### [Source records]
++++++
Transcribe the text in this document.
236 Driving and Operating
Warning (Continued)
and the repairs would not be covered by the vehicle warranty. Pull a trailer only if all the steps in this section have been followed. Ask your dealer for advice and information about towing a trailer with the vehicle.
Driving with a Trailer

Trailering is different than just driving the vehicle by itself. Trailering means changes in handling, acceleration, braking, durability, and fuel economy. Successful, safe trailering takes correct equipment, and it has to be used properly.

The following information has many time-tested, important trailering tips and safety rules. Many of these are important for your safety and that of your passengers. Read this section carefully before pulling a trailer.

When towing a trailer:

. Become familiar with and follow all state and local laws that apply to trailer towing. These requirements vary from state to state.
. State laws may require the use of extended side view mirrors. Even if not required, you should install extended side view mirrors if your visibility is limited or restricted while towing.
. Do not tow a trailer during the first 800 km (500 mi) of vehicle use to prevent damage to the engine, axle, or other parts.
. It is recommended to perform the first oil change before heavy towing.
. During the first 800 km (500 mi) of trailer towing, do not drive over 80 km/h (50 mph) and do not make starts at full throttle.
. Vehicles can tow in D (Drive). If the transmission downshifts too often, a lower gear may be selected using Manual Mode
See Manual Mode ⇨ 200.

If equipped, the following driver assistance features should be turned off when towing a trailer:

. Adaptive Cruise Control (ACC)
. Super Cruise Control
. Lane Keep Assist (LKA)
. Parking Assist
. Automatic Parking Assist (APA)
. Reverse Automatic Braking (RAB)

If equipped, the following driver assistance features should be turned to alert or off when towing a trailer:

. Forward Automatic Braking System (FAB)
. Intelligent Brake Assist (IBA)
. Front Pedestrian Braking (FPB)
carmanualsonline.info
++++++
### [Task]
Please repeat the listing exactly, with nothing left out.

### [The solution]
Transcribe the text in this document.
236 Driving and Operating
Warning (Continued)
and the repairs would not be covered by the vehicle warranty. Pull a trailer only if all the steps in this section have been followed. Ask your dealer for advice and information about towing a trailer with the vehicle.
Driving with a Trailer

Trailering is different than just driving the vehicle by itself. Trailering means changes in handling, acceleration, braking, durability, and fuel economy. Successful, safe trailering takes correct equipment, and it has to be used properly.

The following information has many time-tested, important trailering tips and safety rules. Many of these are important for your safety and that of your passengers. Read this section carefully before pulling a trailer.

When towing a trailer:

. Become familiar with and follow all state and local laws that apply to trailer towing. These requirements vary from state to state.
. State laws may require the use of extended side view mirrors. Even if not required, you should install extended side view mirrors if your visibility is limited or restricted while towing.
. Do not tow a trailer during the first 800 km (500 mi) of vehicle use to prevent damage to the engine, axle, or other parts.
. It is recommended to perform the first oil change before heavy towing.
. During the first 800 km (500 mi) of trailer towing, do not drive over 80 km/h (50 mph) and do not make starts at full throttle.
. Vehicles can tow in D (Drive). If the transmission downshifts too often, a lower gear may be selected using Manual Mode
See Manual Mode ⇨ 200.

If equipped, the following driver assistance features should be turned off when towing a trailer:

. Adaptive Cruise Control (ACC)
. Super Cruise Control
. Lane Keep Assist (LKA)
. Parking Assist
. Automatic Parking Assist (APA)
. Reverse Automatic Braking (RAB)

If equipped, the following driver assistance features should be turned to alert or off when towing a trailer:

. Forward Automatic Braking System (FAB)
. Intelligent Brake Assist (IBA)
. Front Pedestrian Braking (FPB)
carmanualsonline.info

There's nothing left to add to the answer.